- [THE TASK]:
Exact repetition of every entry is required.

- [DATA ENTRIES]:
★ ★ ★ ★ ★

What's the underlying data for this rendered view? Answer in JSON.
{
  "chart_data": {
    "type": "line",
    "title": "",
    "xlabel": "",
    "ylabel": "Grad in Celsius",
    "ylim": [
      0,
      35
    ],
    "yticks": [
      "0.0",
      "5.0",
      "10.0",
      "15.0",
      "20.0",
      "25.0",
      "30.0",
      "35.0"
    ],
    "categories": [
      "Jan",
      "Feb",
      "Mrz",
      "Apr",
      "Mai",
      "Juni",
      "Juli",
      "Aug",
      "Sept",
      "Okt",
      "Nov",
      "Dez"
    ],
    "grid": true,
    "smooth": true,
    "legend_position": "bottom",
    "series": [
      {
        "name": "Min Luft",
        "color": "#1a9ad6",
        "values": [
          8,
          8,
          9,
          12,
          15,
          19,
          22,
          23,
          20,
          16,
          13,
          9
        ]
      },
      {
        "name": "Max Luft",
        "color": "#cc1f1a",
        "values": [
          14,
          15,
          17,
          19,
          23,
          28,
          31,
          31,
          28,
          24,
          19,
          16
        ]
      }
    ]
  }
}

★ ★ ★ ★ ★

- [CORRECT ANSWER]:
What's the underlying data for this rendered view? Answer in JSON.
{
  "chart_data": {
    "type": "line",
    "title": "",
    "xlabel": "",
    "ylabel": "Grad in Celsius",
    "ylim": [
      0,
      35
    ],
    "yticks": [
      "0.0",
      "5.0",
      "10.0",
      "15.0",
      "20.0",
      "25.0",
      "30.0",
      "35.0"
    ],
    "categories": [
      "Jan",
      "Feb",
      "Mrz",
      "Apr",
      "Mai",
      "Juni",
      "Juli",
      "Aug",
      "Sept",
      "Okt",
      "Nov",
      "Dez"
    ],
    "grid": true,
    "smooth": true,
    "legend_position": "bottom",
    "series": [
      {
        "name": "Min Luft",
        "color": "#1a9ad6",
        "values": [
          8,
          8,
          9,
          12,
          15,
          19,
          22,
          23,
          20,
          16,
          13,
          9
        ]
      },
      {
        "name": "Max Luft",
        "color": "#cc1f1a",
        "values": [
          14,
          15,
          17,
          19,
          23,
          28,
          31,
          31,
          28,
          24,
          19,
          16
        ]
      }
    ]
  }
}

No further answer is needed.